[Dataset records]
===============

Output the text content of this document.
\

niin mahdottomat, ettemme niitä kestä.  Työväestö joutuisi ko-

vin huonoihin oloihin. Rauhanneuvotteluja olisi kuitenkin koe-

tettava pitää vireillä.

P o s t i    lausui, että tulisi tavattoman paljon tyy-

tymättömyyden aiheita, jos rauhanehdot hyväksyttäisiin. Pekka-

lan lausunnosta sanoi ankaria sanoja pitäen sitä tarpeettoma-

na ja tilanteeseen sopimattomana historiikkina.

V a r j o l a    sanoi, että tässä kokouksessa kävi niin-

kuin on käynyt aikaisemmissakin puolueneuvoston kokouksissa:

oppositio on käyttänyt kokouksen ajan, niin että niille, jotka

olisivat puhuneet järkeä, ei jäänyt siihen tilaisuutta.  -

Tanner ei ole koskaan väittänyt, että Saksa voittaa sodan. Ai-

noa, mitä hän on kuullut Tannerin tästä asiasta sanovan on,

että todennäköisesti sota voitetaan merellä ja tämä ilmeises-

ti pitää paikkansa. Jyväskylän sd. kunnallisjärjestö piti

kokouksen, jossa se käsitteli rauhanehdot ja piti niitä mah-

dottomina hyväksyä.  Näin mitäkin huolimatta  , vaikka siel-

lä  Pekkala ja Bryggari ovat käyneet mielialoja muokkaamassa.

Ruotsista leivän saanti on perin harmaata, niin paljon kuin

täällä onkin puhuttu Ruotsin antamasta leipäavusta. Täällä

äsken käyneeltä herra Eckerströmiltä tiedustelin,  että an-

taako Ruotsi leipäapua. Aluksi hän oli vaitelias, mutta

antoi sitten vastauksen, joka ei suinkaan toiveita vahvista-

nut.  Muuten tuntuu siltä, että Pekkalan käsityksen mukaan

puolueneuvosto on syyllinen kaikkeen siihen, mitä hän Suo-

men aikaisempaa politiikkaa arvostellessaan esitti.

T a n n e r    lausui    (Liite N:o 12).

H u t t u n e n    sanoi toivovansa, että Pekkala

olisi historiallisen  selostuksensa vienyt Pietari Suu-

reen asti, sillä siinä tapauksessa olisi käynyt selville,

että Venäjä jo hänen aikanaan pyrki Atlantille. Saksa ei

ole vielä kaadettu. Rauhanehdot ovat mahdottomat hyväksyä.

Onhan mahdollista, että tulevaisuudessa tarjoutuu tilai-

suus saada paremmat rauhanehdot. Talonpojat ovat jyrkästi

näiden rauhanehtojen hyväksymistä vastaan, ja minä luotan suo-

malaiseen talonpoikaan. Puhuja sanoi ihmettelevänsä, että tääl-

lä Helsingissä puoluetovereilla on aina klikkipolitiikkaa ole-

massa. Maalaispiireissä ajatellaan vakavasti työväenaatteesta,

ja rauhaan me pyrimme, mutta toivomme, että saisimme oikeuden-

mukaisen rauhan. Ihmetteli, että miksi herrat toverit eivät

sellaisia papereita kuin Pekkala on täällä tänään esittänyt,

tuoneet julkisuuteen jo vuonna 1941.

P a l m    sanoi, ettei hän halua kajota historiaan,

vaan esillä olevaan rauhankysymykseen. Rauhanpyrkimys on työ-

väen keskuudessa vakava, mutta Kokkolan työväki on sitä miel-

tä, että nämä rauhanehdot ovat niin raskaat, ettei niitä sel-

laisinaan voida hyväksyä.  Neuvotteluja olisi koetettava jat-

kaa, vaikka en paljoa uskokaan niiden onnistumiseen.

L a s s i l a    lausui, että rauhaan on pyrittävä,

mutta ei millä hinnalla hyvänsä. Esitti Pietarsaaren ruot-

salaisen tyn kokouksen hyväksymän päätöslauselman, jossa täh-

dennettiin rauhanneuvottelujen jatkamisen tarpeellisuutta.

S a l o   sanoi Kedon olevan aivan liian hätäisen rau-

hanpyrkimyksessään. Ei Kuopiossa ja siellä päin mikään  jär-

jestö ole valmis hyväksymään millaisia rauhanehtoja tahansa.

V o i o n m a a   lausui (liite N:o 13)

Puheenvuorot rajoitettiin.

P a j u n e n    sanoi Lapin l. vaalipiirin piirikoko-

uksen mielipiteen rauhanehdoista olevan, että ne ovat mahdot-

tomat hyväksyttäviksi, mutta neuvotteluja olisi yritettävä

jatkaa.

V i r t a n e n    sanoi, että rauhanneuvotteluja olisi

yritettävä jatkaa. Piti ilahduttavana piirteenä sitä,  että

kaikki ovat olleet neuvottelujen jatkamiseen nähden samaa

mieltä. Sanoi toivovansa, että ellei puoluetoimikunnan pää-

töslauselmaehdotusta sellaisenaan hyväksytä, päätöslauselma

===============

Repeat the records above in full, character for character.

Output the text content of this document.
\

niin mahdottomat, ettemme niitä kestä.  Työväestö joutuisi ko-

vin huonoihin oloihin. Rauhanneuvotteluja olisi kuitenkin koe-

tettava pitää vireillä.

P o s t i    lausui, että tulisi tavattoman paljon tyy-

tymättömyyden aiheita, jos rauhanehdot hyväksyttäisiin. Pekka-

lan lausunnosta sanoi ankaria sanoja pitäen sitä tarpeettoma-

na ja tilanteeseen sopimattomana historiikkina.

V a r j o l a    sanoi, että tässä kokouksessa kävi niin-

kuin on käynyt aikaisemmissakin puolueneuvoston kokouksissa:

oppositio on käyttänyt kokouksen ajan, niin että niille, jotka

olisivat puhuneet järkeä, ei jäänyt siihen tilaisuutta.  -

Tanner ei ole koskaan väittänyt, että Saksa voittaa sodan. Ai-

noa, mitä hän on kuullut Tannerin tästä asiasta sanovan on,

että todennäköisesti sota voitetaan merellä ja tämä ilmeises-

ti pitää paikkansa. Jyväskylän sd. kunnallisjärjestö piti

kokouksen, jossa se käsitteli rauhanehdot ja piti niitä mah-

dottomina hyväksyä.  Näin mitäkin huolimatta  , vaikka siel-

lä  Pekkala ja Bryggari ovat käyneet mielialoja muokkaamassa.

Ruotsista leivän saanti on perin harmaata, niin paljon kuin

täällä onkin puhuttu Ruotsin antamasta leipäavusta. Täällä

äsken käyneeltä herra Eckerströmiltä tiedustelin,  että an-

taako Ruotsi leipäapua. Aluksi hän oli vaitelias, mutta

antoi sitten vastauksen, joka ei suinkaan toiveita vahvista-

nut.  Muuten tuntuu siltä, että Pekkalan käsityksen mukaan

puolueneuvosto on syyllinen kaikkeen siihen, mitä hän Suo-

men aikaisempaa politiikkaa arvostellessaan esitti.

T a n n e r    lausui    (Liite N:o 12).

H u t t u n e n    sanoi toivovansa, että Pekkala

olisi historiallisen  selostuksensa vienyt Pietari Suu-

reen asti, sillä siinä tapauksessa olisi käynyt selville,

että Venäjä jo hänen aikanaan pyrki Atlantille. Saksa ei

ole vielä kaadettu. Rauhanehdot ovat mahdottomat hyväksyä.

Onhan mahdollista, että tulevaisuudessa tarjoutuu tilai-

suus saada paremmat rauhanehdot. Talonpojat ovat jyrkästi

näiden rauhanehtojen hyväksymistä vastaan, ja minä luotan suo-

malaiseen talonpoikaan. Puhuja sanoi ihmettelevänsä, että tääl-

lä Helsingissä puoluetovereilla on aina klikkipolitiikkaa ole-

massa. Maalaispiireissä ajatellaan vakavasti työväenaatteesta,

ja rauhaan me pyrimme, mutta toivomme, että saisimme oikeuden-

mukaisen rauhan. Ihmetteli, että miksi herrat toverit eivät

sellaisia papereita kuin Pekkala on täällä tänään esittänyt,

tuoneet julkisuuteen jo vuonna 1941.

P a l m    sanoi, ettei hän halua kajota historiaan,

vaan esillä olevaan rauhankysymykseen. Rauhanpyrkimys on työ-

väen keskuudessa vakava, mutta Kokkolan työväki on sitä miel-

tä, että nämä rauhanehdot ovat niin raskaat, ettei niitä sel-

laisinaan voida hyväksyä.  Neuvotteluja olisi koetettava jat-

kaa, vaikka en paljoa uskokaan niiden onnistumiseen.

L a s s i l a    lausui, että rauhaan on pyrittävä,

mutta ei millä hinnalla hyvänsä. Esitti Pietarsaaren ruot-

salaisen tyn kokouksen hyväksymän päätöslauselman, jossa täh-

dennettiin rauhanneuvottelujen jatkamisen tarpeellisuutta.

S a l o   sanoi Kedon olevan aivan liian hätäisen rau-

hanpyrkimyksessään. Ei Kuopiossa ja siellä päin mikään  jär-

jestö ole valmis hyväksymään millaisia rauhanehtoja tahansa.

V o i o n m a a   lausui (liite N:o 13)

Puheenvuorot rajoitettiin.

P a j u n e n    sanoi Lapin l. vaalipiirin piirikoko-

uksen mielipiteen rauhanehdoista olevan, että ne ovat mahdot-

tomat hyväksyttäviksi, mutta neuvotteluja olisi yritettävä

jatkaa.

V i r t a n e n    sanoi, että rauhanneuvotteluja olisi

yritettävä jatkaa. Piti ilahduttavana piirteenä sitä,  että

kaikki ovat olleet neuvottelujen jatkamiseen nähden samaa

mieltä. Sanoi toivovansa, että ellei puoluetoimikunnan pää-

töslauselmaehdotusta sellaisenaan hyväksytä, päätöslauselma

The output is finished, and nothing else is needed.